When my mother saw this picture, she laughed and said, “That’s my Kiki!” Incidentally, we have this inside joke in my family about cows and my mom, who grew up in the Bronx and summered at the family farm in Puerto Rico. She has a cousin who took advantage of my mother’s urban upbringing and filled her head with all sorts of lies about farm life, one of which was that cows only lie down when they’re dead. She lived for forty years believing him, until we moved to Colorado. During one of our family vacations, she spotted a whole herd of cows lying down in a pasture on the side of the road and exclaimed, “Look at all those dead cows! There must be some sort of sickness going around!” My father has never let her live it down.

I burned eight stand-up comedy CDs for the trip - Patton Oswalt, David Cross, and Dave Attell - but Glenn’s CD player couldn’t read CD-RWs. It is sort of an interesting anthropological experiment to listen to radio stations in other states, though (I had to entertain myself somehow). Who would have guessed that Utah has an entire station dedicated to femi-rock? Unsurprisingly, Wyoming doesn’t play anything besides country music and classic rock. Also funny were the various signs that lined the highway. Two really cracked me up. One was for a truck stop, Mom’s Country Kitchen Cookery or something like that (every restaurant in Wyoming is Country Kitchen something), and underneath the logo, it listed the following amenities in this order: “Food, Parking, Beer, Gas, Exotic Knives.” I’m not a trucker so I can’t speak for them, but after driving on I-80 for eight hours, I sure could have used a beer and a katana. The second simply said:

Wyoming
Beef Country
Uintah County
Cattle Women


No one I’ve discussed this with has been able to give me a satisfactory explanation for why someone chose those particular words and put them in that particular order and then made a sign out of it.

■ Page element annotations ■
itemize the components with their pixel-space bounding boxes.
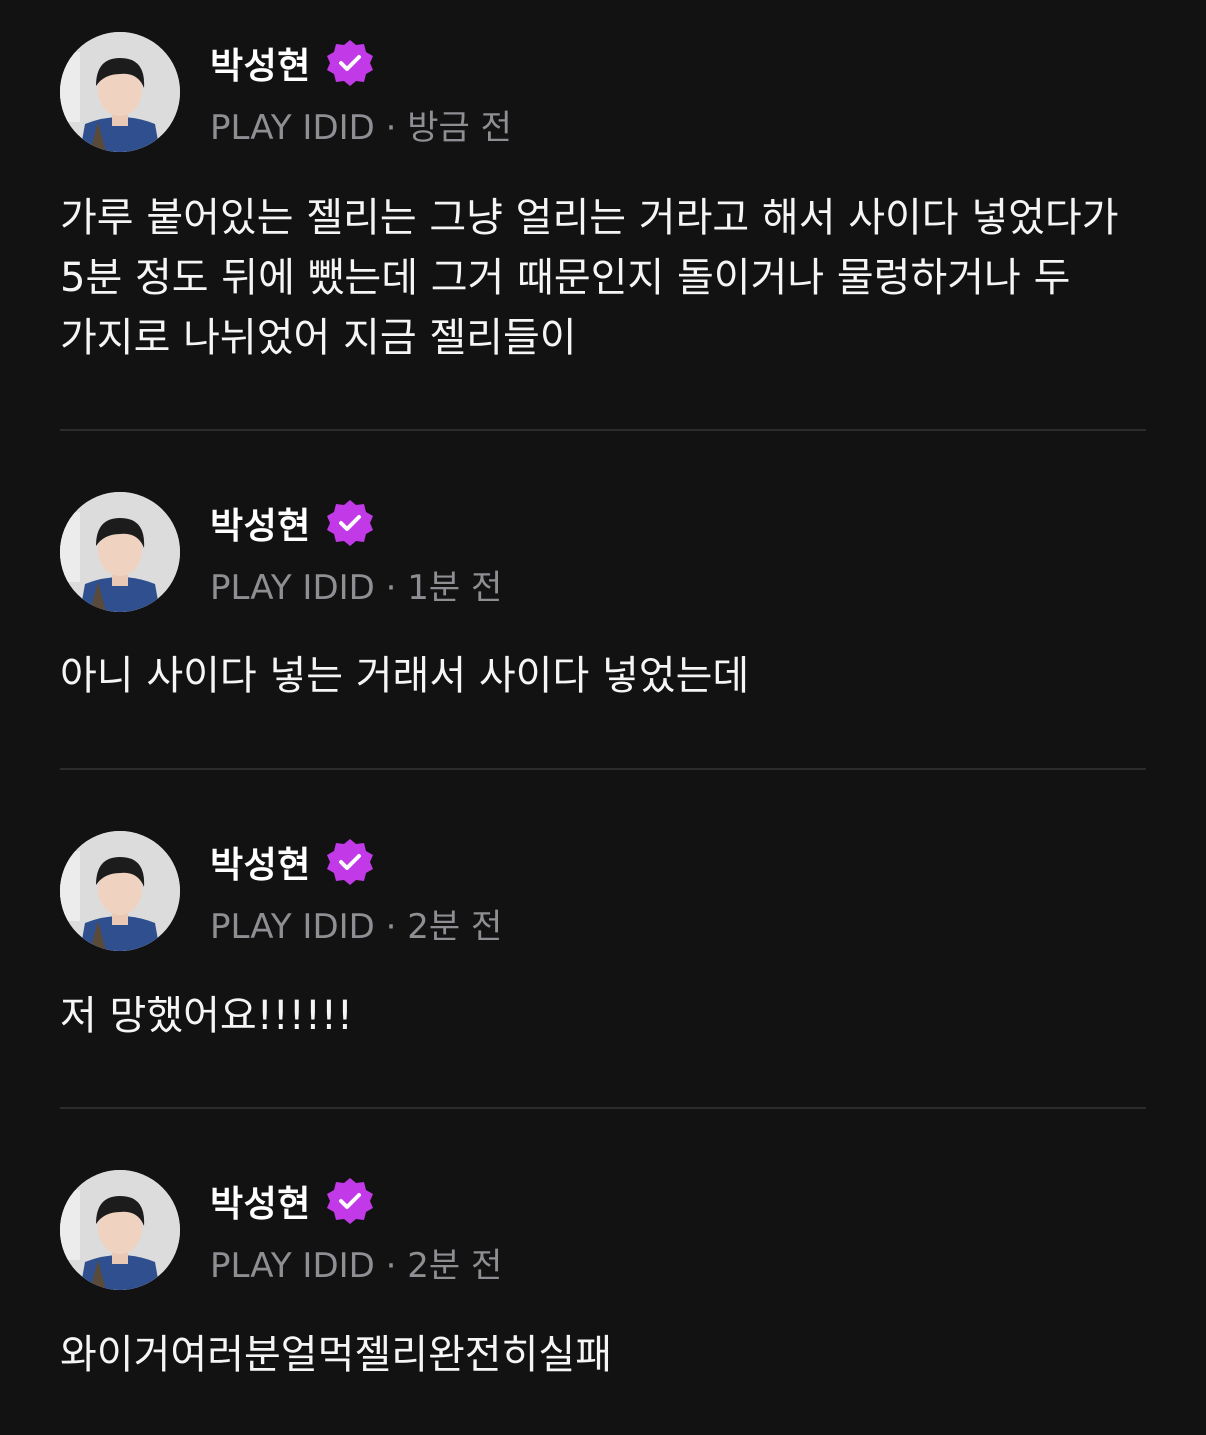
- post-body: 와이거여러분얼먹젤리완전히실패: [60, 1332, 612, 1378]
- post[interactable]: 박성현 PLAY IDID · 2분 전 와이거여러분얼먹젤리완전히실패: [60, 1170, 1146, 1378]
- author-line: 박성현: [210, 496, 375, 550]
- post-header: 박성현 PLAY IDID · 2분 전: [60, 1170, 1146, 1290]
- author-line: 박성현: [210, 1174, 375, 1228]
- post-meta: PLAY IDID · 2분 전: [210, 899, 502, 948]
- avatar[interactable]: [60, 32, 180, 152]
- author-name[interactable]: 박성현: [210, 497, 311, 549]
- avatar[interactable]: [60, 831, 180, 951]
- post-meta: PLAY IDID · 2분 전: [210, 1238, 502, 1287]
- post-header: 박성현 PLAY IDID · 2분 전: [60, 831, 1146, 951]
- timestamp: 2분 전: [407, 1246, 503, 1286]
- post[interactable]: 박성현 PLAY IDID · 1분 전 아니 사이다 넣는 거래서 사이다 넣…: [60, 492, 1146, 699]
- meta-separator: ·: [385, 1246, 397, 1286]
- source-label: PLAY IDID: [210, 568, 375, 608]
- post-meta: PLAY IDID · 1분 전: [210, 560, 502, 609]
- meta-separator: ·: [385, 907, 397, 947]
- avatar[interactable]: [60, 492, 180, 612]
- meta-separator: ·: [385, 108, 397, 148]
- divider: [60, 1107, 1146, 1109]
- source-label: PLAY IDID: [210, 1246, 375, 1286]
- author-line: 박성현: [210, 835, 375, 889]
- timestamp: 2분 전: [407, 907, 503, 947]
- verified-badge-icon: [326, 839, 373, 885]
- source-label: PLAY IDID: [210, 907, 375, 947]
- post-meta: PLAY IDID · 방금 전: [210, 100, 512, 149]
- verified-badge-icon: [326, 40, 373, 86]
- author-line: 박성현: [210, 36, 375, 90]
- post-body: 아니 사이다 넣는 거래서 사이다 넣었는데: [60, 653, 750, 699]
- verified-badge-icon: [326, 500, 373, 546]
- timestamp: 1분 전: [407, 568, 503, 608]
- meta-separator: ·: [385, 568, 397, 608]
- post[interactable]: 박성현 PLAY IDID · 방금 전 가루 붙어있는 젤리는 그냥 얼리는 …: [60, 32, 1146, 361]
- divider: [60, 768, 1146, 770]
- post-header: 박성현 PLAY IDID · 방금 전: [60, 32, 1146, 152]
- author-name[interactable]: 박성현: [210, 1175, 311, 1227]
- post-body: 가루 붙어있는 젤리는 그냥 얼리는 거라고 해서 사이다 넣었다가 5분 정도…: [60, 195, 1119, 361]
- divider: [60, 429, 1146, 431]
- author-name[interactable]: 박성현: [210, 836, 311, 888]
- author-name[interactable]: 박성현: [210, 37, 311, 89]
- source-label: PLAY IDID: [210, 108, 375, 148]
- post[interactable]: 박성현 PLAY IDID · 2분 전 저 망했어요!!!!!!: [60, 831, 1146, 1039]
- verified-badge-icon: [326, 1178, 373, 1224]
- post-body: 저 망했어요!!!!!!: [60, 993, 353, 1039]
- post-header: 박성현 PLAY IDID · 1분 전: [60, 492, 1146, 612]
- avatar[interactable]: [60, 1170, 180, 1290]
- timestamp: 방금 전: [407, 108, 512, 148]
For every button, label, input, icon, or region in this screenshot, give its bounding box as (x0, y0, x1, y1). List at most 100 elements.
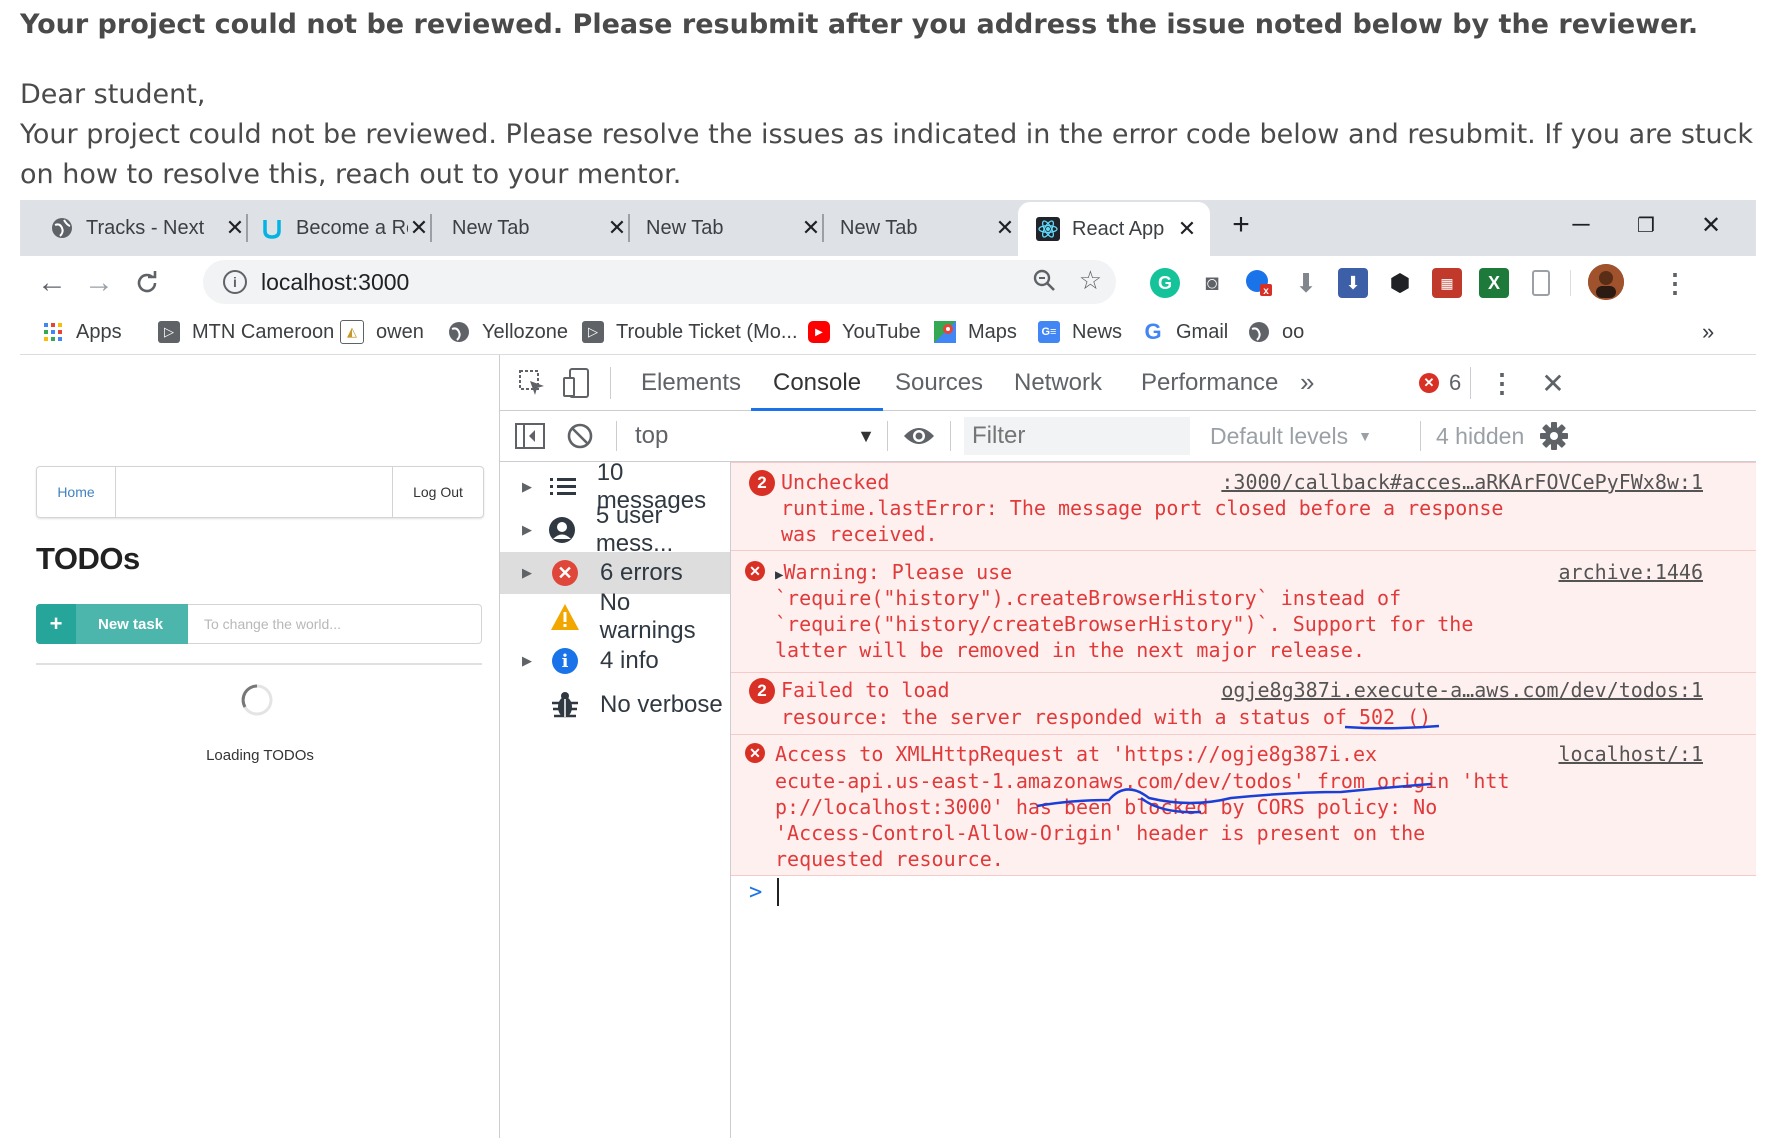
bookmark-youtube[interactable]: ▶ YouTube (808, 318, 921, 346)
more-bookmarks-button[interactable]: » (1702, 318, 1714, 346)
bookmark-apps[interactable]: Apps (42, 318, 122, 346)
grammarly-icon[interactable]: G (1150, 268, 1180, 298)
sidebar-item-verbose[interactable]: No verbose (500, 684, 730, 726)
new-task-input[interactable]: To change the world... (188, 604, 482, 644)
expand-arrow-icon[interactable]: ▶ (522, 479, 541, 495)
console-input[interactable] (777, 878, 779, 906)
bookmark-trouble-ticket[interactable]: ▷ Trouble Ticket (Mo... (582, 318, 798, 346)
bookmark-oo[interactable]: oo (1248, 318, 1304, 346)
tab-performance[interactable]: Performance (1141, 355, 1278, 410)
sidebar-item-info[interactable]: ▶ i 4 info (500, 640, 730, 682)
bookmark-maps[interactable]: Maps (934, 318, 1017, 346)
sidebar-item-label: No warnings (599, 589, 696, 644)
close-icon[interactable]: ✕ (1176, 216, 1198, 242)
expand-arrow-icon[interactable]: ▶ (522, 522, 540, 538)
pattern-extension-icon[interactable]: ▦ (1432, 268, 1462, 298)
close-icon[interactable]: ✕ (408, 215, 430, 241)
clear-console-icon[interactable] (562, 418, 598, 454)
save-extension-icon[interactable]: ⬇ (1338, 268, 1368, 298)
reload-icon[interactable] (128, 264, 166, 302)
sidebar-item-warnings[interactable]: No warnings (500, 589, 730, 644)
sidebar-toggle-icon[interactable] (512, 418, 548, 454)
new-task-button[interactable]: + New task (36, 604, 188, 644)
bookmark-yellozone[interactable]: Yellozone (448, 318, 568, 346)
logout-button[interactable]: Log Out (392, 467, 483, 517)
device-toolbar-icon[interactable] (558, 365, 594, 401)
browser-tab[interactable]: New Tab ✕ (840, 202, 1016, 254)
extension-error-icon[interactable]: x (1244, 268, 1274, 298)
close-icon[interactable]: ✕ (994, 215, 1016, 241)
sidebar-item-errors[interactable]: ▶ ✕ 6 errors (500, 552, 730, 594)
image-icon: ◭ (340, 320, 364, 344)
context-select[interactable]: top ▼ (635, 417, 875, 455)
tab-elements[interactable]: Elements (641, 355, 741, 410)
home-link[interactable]: Home (37, 467, 116, 517)
message-text: latter will be removed in the next major… (775, 638, 1366, 662)
menu-icon[interactable]: ⋮ (1660, 268, 1690, 298)
tab-console[interactable]: Console (750, 355, 884, 411)
bookmark-owen[interactable]: ◭ owen (340, 318, 424, 346)
close-icon[interactable]: ✕ (606, 215, 628, 241)
browser-tab[interactable]: Become a Re ✕ (260, 202, 432, 254)
play-icon: ▷ (158, 321, 180, 343)
browser-tab[interactable]: Tracks - Next ✕ (50, 202, 248, 254)
restore-icon[interactable]: ❐ (1617, 200, 1675, 250)
source-link[interactable]: ogje8g387i.execute-a…aws.com/dev/todos:1 (1221, 677, 1703, 703)
bookmark-news[interactable]: G≡ News (1038, 318, 1122, 346)
sidebar-item-label: 4 info (600, 647, 659, 674)
inspect-icon[interactable] (514, 365, 550, 401)
bookmark-mtn[interactable]: ▷ MTN Cameroon (158, 318, 334, 346)
expand-arrow-icon[interactable]: ▶ (522, 653, 542, 669)
back-icon[interactable]: ← (33, 264, 71, 302)
dropdown-arrow-icon: ▼ (1358, 428, 1372, 444)
devtools-close-icon[interactable]: ✕ (1535, 365, 1571, 401)
address-bar[interactable]: i localhost:3000 ☆ (203, 260, 1116, 304)
message-text: `require("history/createBrowserHistory")… (775, 612, 1474, 636)
review-greeting: Dear student, (20, 79, 206, 110)
zoom-icon[interactable] (1032, 268, 1058, 299)
minimize-icon[interactable]: ─ (1552, 200, 1610, 250)
close-icon[interactable]: ✕ (800, 215, 822, 241)
message-text: was received. (781, 522, 938, 546)
sidebar-item-user-messages[interactable]: ▶ 5 user mess... (500, 502, 730, 557)
source-link[interactable]: localhost/:1 (1559, 741, 1704, 767)
info-icon[interactable]: i (223, 270, 247, 294)
more-tabs-button[interactable]: » (1300, 355, 1314, 410)
avatar[interactable] (1588, 264, 1624, 300)
source-link[interactable]: :3000/callback#acces…aRKArFOVCePyFWx8w:1 (1221, 469, 1703, 495)
console-prompt: > (749, 880, 763, 905)
new-tab-button[interactable]: + (1212, 200, 1270, 250)
phone-icon[interactable] (1526, 268, 1556, 298)
x-extension-icon[interactable]: X (1479, 268, 1509, 298)
window-close-icon[interactable]: ✕ (1682, 200, 1740, 250)
globe-icon (50, 216, 74, 240)
tab-network[interactable]: Network (1014, 355, 1102, 410)
source-link[interactable]: archive:1446 (1559, 559, 1704, 585)
divider (36, 663, 482, 665)
filter-input[interactable]: Filter (964, 417, 1190, 455)
cube-icon[interactable]: ⬢ (1385, 268, 1415, 298)
close-icon[interactable]: ✕ (224, 215, 246, 241)
eye-icon[interactable] (901, 418, 937, 454)
bookmark-gmail[interactable]: G Gmail (1142, 318, 1228, 346)
bookmark-label: YouTube (842, 320, 921, 343)
download-icon[interactable]: ⬇ (1291, 268, 1321, 298)
new-task-form: + New task To change the world... (36, 604, 482, 644)
news-icon: G≡ (1038, 321, 1060, 343)
repeat-count-badge: 2 (749, 470, 775, 496)
star-icon[interactable]: ☆ (1079, 265, 1102, 296)
browser-tab[interactable]: New Tab ✕ (646, 202, 824, 254)
info-icon: i (552, 648, 578, 674)
devtools-menu-icon[interactable]: ⋮ (1484, 365, 1520, 401)
tab-sources[interactable]: Sources (895, 355, 983, 410)
bug-icon (550, 690, 580, 720)
camera-icon[interactable]: ◙ (1197, 268, 1227, 298)
browser-tab[interactable]: New Tab ✕ (452, 202, 630, 254)
log-levels-select[interactable]: Default levels ▼ (1210, 417, 1372, 455)
expand-arrow-icon[interactable]: ▶ (522, 565, 542, 581)
youtube-icon: ▶ (808, 321, 830, 343)
error-counter[interactable]: ✕ 6 (1419, 365, 1461, 401)
browser-tab-active[interactable]: React App ✕ (1018, 202, 1210, 256)
gear-icon[interactable] (1536, 418, 1572, 454)
forward-icon[interactable]: → (80, 264, 118, 302)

■ Task statement ■
Copy out the road trip excerpt in full, word for word. The listing has no connection to the road trip excerpt.

■ Completed exercise ■
When my mother saw this picture, she laughed and said, “That’s my Kiki!” Incidentally, we have this inside joke in my family about cows and my mom, who grew up in the Bronx and summered at the family farm in Puerto Rico. She has a cousin who took advantage of my mother’s urban upbringing and filled her head with all sorts of lies about farm life, one of which was that cows only lie down when they’re dead. She lived for forty years believing him, until we moved to Colorado. During one of our family vacations, she spotted a whole herd of cows lying down in a pasture on the side of the road and exclaimed, “Look at all those dead cows! There must be some sort of sickness going around!” My father has never let her live it down.

I burned eight stand-up comedy CDs for the trip - Patton Oswalt, David Cross, and Dave Attell - but Glenn’s CD player couldn’t read CD-RWs. It is sort of an interesting anthropological experiment to listen to radio stations in other states, though (I had to entertain myself somehow). Who would have guessed that Utah has an entire station dedicated to femi-rock? Unsurprisingly, Wyoming doesn’t play anything besides country music and classic rock. Also funny were the various signs that lined the highway. Two really cracked me up. One was for a truck stop, Mom’s Country Kitchen Cookery or something like that (every restaurant in Wyoming is Country Kitchen something), and underneath the logo, it listed the following amenities in this order: “Food, Parking, Beer, Gas, Exotic Knives.” I’m not a trucker so I can’t speak for them, but after driving on I-80 for eight hours, I sure could have used a beer and a katana. The second simply said:

Wyoming
Beef Country
Uintah County
Cattle Women


No one I’ve discussed this with has been able to give me a satisfactory explanation for why someone chose those particular words and put them in that particular order and then made a sign out of it.